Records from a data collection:
<<<<
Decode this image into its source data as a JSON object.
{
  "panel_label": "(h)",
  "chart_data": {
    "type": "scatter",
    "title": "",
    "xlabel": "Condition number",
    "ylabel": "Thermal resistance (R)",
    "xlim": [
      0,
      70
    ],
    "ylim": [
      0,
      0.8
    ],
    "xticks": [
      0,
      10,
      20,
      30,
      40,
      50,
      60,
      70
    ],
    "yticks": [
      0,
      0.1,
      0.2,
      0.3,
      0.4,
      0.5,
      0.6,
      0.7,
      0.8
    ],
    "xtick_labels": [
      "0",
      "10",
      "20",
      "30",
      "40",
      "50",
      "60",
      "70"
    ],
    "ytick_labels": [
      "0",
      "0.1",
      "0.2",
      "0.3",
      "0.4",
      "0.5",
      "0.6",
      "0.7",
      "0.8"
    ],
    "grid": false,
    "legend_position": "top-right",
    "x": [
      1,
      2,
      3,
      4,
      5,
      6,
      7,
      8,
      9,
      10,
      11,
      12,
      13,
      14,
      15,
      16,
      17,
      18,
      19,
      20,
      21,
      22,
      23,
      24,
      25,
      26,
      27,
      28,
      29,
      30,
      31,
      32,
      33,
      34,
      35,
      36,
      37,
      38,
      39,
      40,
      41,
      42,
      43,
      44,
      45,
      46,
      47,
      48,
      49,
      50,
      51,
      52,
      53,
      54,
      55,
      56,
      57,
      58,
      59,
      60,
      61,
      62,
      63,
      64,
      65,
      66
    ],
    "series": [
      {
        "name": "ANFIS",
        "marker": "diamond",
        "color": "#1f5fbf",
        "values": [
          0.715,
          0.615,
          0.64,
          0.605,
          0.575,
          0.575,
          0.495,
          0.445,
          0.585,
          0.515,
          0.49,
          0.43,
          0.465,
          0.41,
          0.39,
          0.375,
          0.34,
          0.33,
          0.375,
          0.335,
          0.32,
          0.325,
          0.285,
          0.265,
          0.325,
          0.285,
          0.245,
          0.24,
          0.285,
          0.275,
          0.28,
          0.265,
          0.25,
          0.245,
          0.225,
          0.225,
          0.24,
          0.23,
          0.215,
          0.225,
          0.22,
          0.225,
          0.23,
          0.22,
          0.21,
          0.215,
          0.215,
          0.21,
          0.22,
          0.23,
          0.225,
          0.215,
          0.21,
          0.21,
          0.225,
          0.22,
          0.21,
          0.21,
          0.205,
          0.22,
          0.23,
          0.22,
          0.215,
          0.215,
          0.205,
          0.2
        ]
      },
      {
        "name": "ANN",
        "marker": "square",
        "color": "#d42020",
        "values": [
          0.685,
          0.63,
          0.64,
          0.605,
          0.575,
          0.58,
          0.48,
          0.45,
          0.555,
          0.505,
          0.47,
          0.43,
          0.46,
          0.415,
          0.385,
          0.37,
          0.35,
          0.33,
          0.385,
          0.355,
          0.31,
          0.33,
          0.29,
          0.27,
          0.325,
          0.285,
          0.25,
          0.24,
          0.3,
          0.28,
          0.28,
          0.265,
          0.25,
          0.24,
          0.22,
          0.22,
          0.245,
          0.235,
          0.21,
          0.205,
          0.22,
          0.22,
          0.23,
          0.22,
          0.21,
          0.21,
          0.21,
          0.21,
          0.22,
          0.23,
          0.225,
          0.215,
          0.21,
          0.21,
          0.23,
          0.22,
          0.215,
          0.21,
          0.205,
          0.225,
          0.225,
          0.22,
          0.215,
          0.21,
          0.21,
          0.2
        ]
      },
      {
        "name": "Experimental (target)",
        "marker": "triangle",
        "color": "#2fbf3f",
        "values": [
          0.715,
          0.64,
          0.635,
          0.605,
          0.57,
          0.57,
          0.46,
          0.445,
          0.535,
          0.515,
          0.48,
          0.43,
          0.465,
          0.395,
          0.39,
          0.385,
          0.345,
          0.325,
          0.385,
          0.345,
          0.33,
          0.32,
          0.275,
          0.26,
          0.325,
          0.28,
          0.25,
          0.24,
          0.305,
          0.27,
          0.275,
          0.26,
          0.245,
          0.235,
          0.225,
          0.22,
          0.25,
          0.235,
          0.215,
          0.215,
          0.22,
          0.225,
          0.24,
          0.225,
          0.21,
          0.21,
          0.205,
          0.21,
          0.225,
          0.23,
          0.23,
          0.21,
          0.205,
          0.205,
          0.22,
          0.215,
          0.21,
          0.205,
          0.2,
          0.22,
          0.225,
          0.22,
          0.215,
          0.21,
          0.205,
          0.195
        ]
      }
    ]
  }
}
>>>>
• [EXERCISE] From the first line to the last, retype the data exactly.

• [EXERCISE OUTPUT]
Decode this image into its source data as a JSON object.
{
  "panel_label": "(h)",
  "chart_data": {
    "type": "scatter",
    "title": "",
    "xlabel": "Condition number",
    "ylabel": "Thermal resistance (R)",
    "xlim": [
      0,
      70
    ],
    "ylim": [
      0,
      0.8
    ],
    "xticks": [
      0,
      10,
      20,
      30,
      40,
      50,
      60,
      70
    ],
    "yticks": [
      0,
      0.1,
      0.2,
      0.3,
      0.4,
      0.5,
      0.6,
      0.7,
      0.8
    ],
    "xtick_labels": [
      "0",
      "10",
      "20",
      "30",
      "40",
      "50",
      "60",
      "70"
    ],
    "ytick_labels": [
      "0",
      "0.1",
      "0.2",
      "0.3",
      "0.4",
      "0.5",
      "0.6",
      "0.7",
      "0.8"
    ],
    "grid": false,
    "legend_position": "top-right",
    "x": [
      1,
      2,
      3,
      4,
      5,
      6,
      7,
      8,
      9,
      10,
      11,
      12,
      13,
      14,
      15,
      16,
      17,
      18,
      19,
      20,
      21,
      22,
      23,
      24,
      25,
      26,
      27,
      28,
      29,
      30,
      31,
      32,
      33,
      34,
      35,
      36,
      37,
      38,
      39,
      40,
      41,
      42,
      43,
      44,
      45,
      46,
      47,
      48,
      49,
      50,
      51,
      52,
      53,
      54,
      55,
      56,
      57,
      58,
      59,
      60,
      61,
      62,
      63,
      64,
      65,
      66
    ],
    "series": [
      {
        "name": "ANFIS",
        "marker": "diamond",
        "color": "#1f5fbf",
        "values": [
          0.715,
          0.615,
          0.64,
          0.605,
          0.575,
          0.575,
          0.495,
          0.445,
          0.585,
          0.515,
          0.49,
          0.43,
          0.465,
          0.41,
          0.39,
          0.375,
          0.34,
          0.33,
          0.375,
          0.335,
          0.32,
          0.325,
          0.285,
          0.265,
          0.325,
          0.285,
          0.245,
          0.24,
          0.285,
          0.275,
          0.28,
          0.265,
          0.25,
          0.245,
          0.225,
          0.225,
          0.24,
          0.23,
          0.215,
          0.225,
          0.22,
          0.225,
          0.23,
          0.22,
          0.21,
          0.215,
          0.215,
          0.21,
          0.22,
          0.23,
          0.225,
          0.215,
          0.21,
          0.21,
          0.225,
          0.22,
          0.21,
          0.21,
          0.205,
          0.22,
          0.23,
          0.22,
          0.215,
          0.215,
          0.205,
          0.2
        ]
      },
      {
        "name": "ANN",
        "marker": "square",
        "color": "#d42020",
        "values": [
          0.685,
          0.63,
          0.64,
          0.605,
          0.575,
          0.58,
          0.48,
          0.45,
          0.555,
          0.505,
          0.47,
          0.43,
          0.46,
          0.415,
          0.385,
          0.37,
          0.35,
          0.33,
          0.385,
          0.355,
          0.31,
          0.33,
          0.29,
          0.27,
          0.325,
          0.285,
          0.25,
          0.24,
          0.3,
          0.28,
          0.28,
          0.265,
          0.25,
          0.24,
          0.22,
          0.22,
          0.245,
          0.235,
          0.21,
          0.205,
          0.22,
          0.22,
          0.23,
          0.22,
          0.21,
          0.21,
          0.21,
          0.21,
          0.22,
          0.23,
          0.225,
          0.215,
          0.21,
          0.21,
          0.23,
          0.22,
          0.215,
          0.21,
          0.205,
          0.225,
          0.225,
          0.22,
          0.215,
          0.21,
          0.21,
          0.2
        ]
      },
      {
        "name": "Experimental (target)",
        "marker": "triangle",
        "color": "#2fbf3f",
        "values": [
          0.715,
          0.64,
          0.635,
          0.605,
          0.57,
          0.57,
          0.46,
          0.445,
          0.535,
          0.515,
          0.48,
          0.43,
          0.465,
          0.395,
          0.39,
          0.385,
          0.345,
          0.325,
          0.385,
          0.345,
          0.33,
          0.32,
          0.275,
          0.26,
          0.325,
          0.28,
          0.25,
          0.24,
          0.305,
          0.27,
          0.275,
          0.26,
          0.245,
          0.235,
          0.225,
          0.22,
          0.25,
          0.235,
          0.215,
          0.215,
          0.22,
          0.225,
          0.24,
          0.225,
          0.21,
          0.21,
          0.205,
          0.21,
          0.225,
          0.23,
          0.23,
          0.21,
          0.205,
          0.205,
          0.22,
          0.215,
          0.21,
          0.205,
          0.2,
          0.22,
          0.225,
          0.22,
          0.215,
          0.21,
          0.205,
          0.195
        ]
      }
    ]
  }
}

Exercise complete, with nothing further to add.